#### MATERIAL FOR THIS TASK:

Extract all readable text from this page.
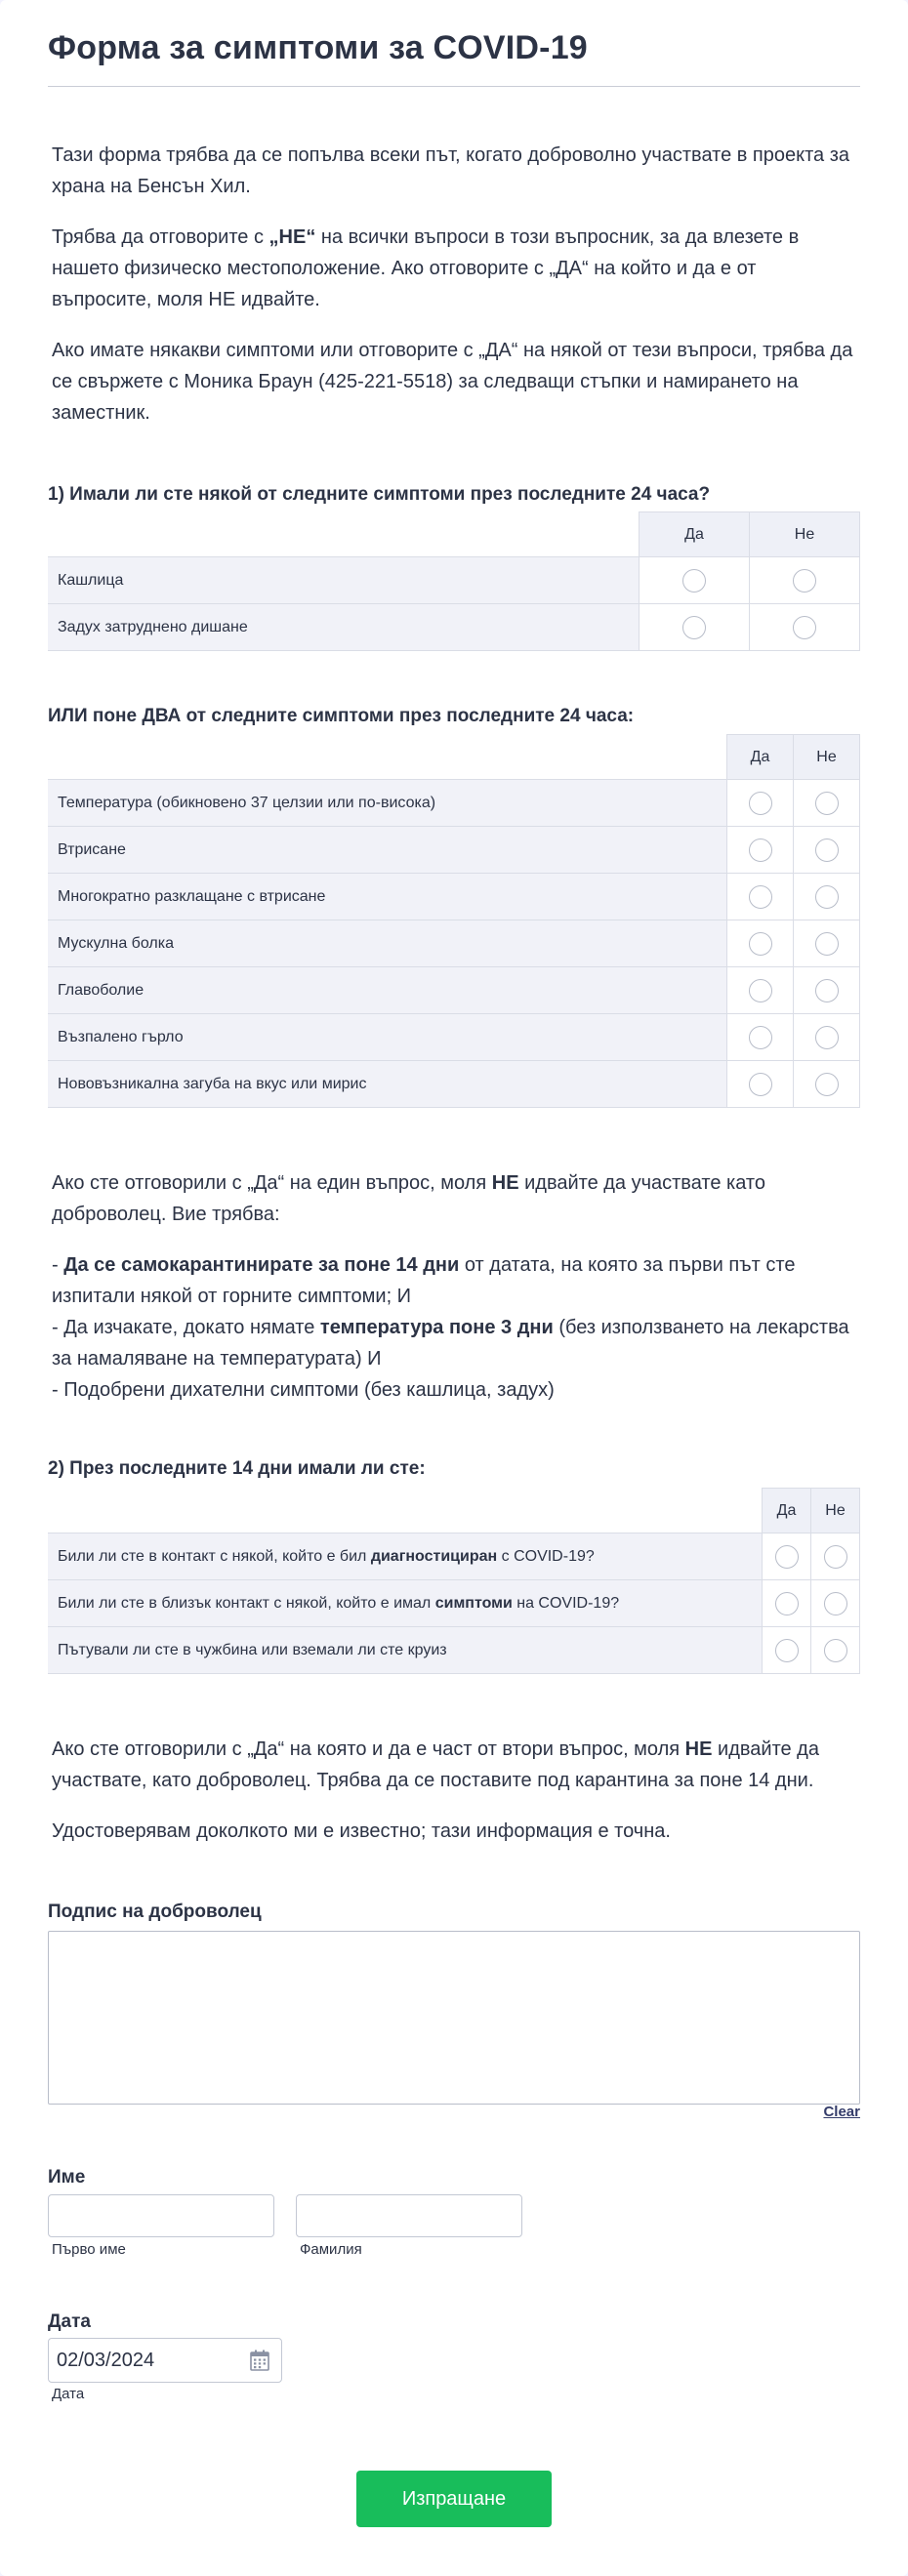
Форма за симптоми за COVID-19

Тази форма трябва да се попълва всеки път, когато доброволно участвате в проекта за храна на Бенсън Хил.

Трябва да отговорите с „НЕ“ на всички въпроси в този въпросник, за да влезете в нашето физическо местоположение. Ако отговорите с „ДА“ на който и да е от въпросите, моля НЕ идвайте.

Ако имате някакви симптоми или отговорите с „ДА“ на някой от тези въпроси, трябва да се свържете с Моника Браун (425-221-5518) за следващи стъпки и намирането на заместник.

1) Имали ли сте някой от следните симптоми през последните 24 часа?
	Да	Не
Кашлица		
Задух затруднено дишане		
ИЛИ поне ДВА от следните симптоми през последните 24 часа:
	Да	Не
Температура (обикновено 37 целзии или по-висока)		
Втрисане		
Многократно разклащане с втрисане		
Мускулна болка		
Главоболие		
Възпалено гърло		
Нововъзникална загуба на вкус или мирис		

Ако сте отговорили с „Да“ на един въпрос, моля НЕ идвайте да участвате като доброволец. Вие трябва:

- Да се самокарантинирате за поне 14 дни от датата, на която за първи път сте изпитали някой от горните симптоми; И
- Да изчакате, докато нямате температура поне 3 дни (без използването на лекарства за намаляване на температурата) И
- Подобрени дихателни симптоми (без кашлица, задух)

2) През последните 14 дни имали ли сте:
	Да	Не
Били ли сте в контакт с някой, който е бил диагностициран с COVID-19?		
Били ли сте в близък контакт с някой, който е имал симптоми на COVID-19?		
Пътували ли сте в чужбина или вземали ли сте круиз		

Ако сте отговорили с „Да“ на която и да е част от втори въпрос, моля НЕ идвайте да участвате, като доброволец. Трябва да се поставите под карантина за поне 14 дни.

Удостоверявам доколкото ми е известно; тази информация е точна.

Подпис на доброволец
Clear
Име
Първо име	Фамилия
Дата
02/03/2024
Дата
Изпращане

#### SET PROBLEM:
Leave the pictures out, and transcribe each of the records exactly.

#### SOLUTION TO THIS EXERCISE:
Extract all readable text from this page.
Форма за симптоми за COVID-19

Тази форма трябва да се попълва всеки път, когато доброволно участвате в проекта за храна на Бенсън Хил.

Трябва да отговорите с „НЕ“ на всички въпроси в този въпросник, за да влезете в нашето физическо местоположение. Ако отговорите с „ДА“ на който и да е от въпросите, моля НЕ идвайте.

Ако имате някакви симптоми или отговорите с „ДА“ на някой от тези въпроси, трябва да се свържете с Моника Браун (425-221-5518) за следващи стъпки и намирането на заместник.

1) Имали ли сте някой от следните симптоми през последните 24 часа?
	Да	Не
Кашлица		
Задух затруднено дишане		
ИЛИ поне ДВА от следните симптоми през последните 24 часа:
	Да	Не
Температура (обикновено 37 целзии или по-висока)		
Втрисане		
Многократно разклащане с втрисане		
Мускулна болка		
Главоболие		
Възпалено гърло		
Нововъзникална загуба на вкус или мирис		

Ако сте отговорили с „Да“ на един въпрос, моля НЕ идвайте да участвате като доброволец. Вие трябва:

- Да се самокарантинирате за поне 14 дни от датата, на която за първи път сте изпитали някой от горните симптоми; И
- Да изчакате, докато нямате температура поне 3 дни (без използването на лекарства за намаляване на температурата) И
- Подобрени дихателни симптоми (без кашлица, задух)

2) През последните 14 дни имали ли сте:
	Да	Не
Били ли сте в контакт с някой, който е бил диагностициран с COVID-19?		
Били ли сте в близък контакт с някой, който е имал симптоми на COVID-19?		
Пътували ли сте в чужбина или вземали ли сте круиз		

Ако сте отговорили с „Да“ на която и да е част от втори въпрос, моля НЕ идвайте да участвате, като доброволец. Трябва да се поставите под карантина за поне 14 дни.

Удостоверявам доколкото ми е известно; тази информация е точна.

Подпис на доброволец
Clear
Име
Първо име	Фамилия
Дата
02/03/2024
Дата
Изпращане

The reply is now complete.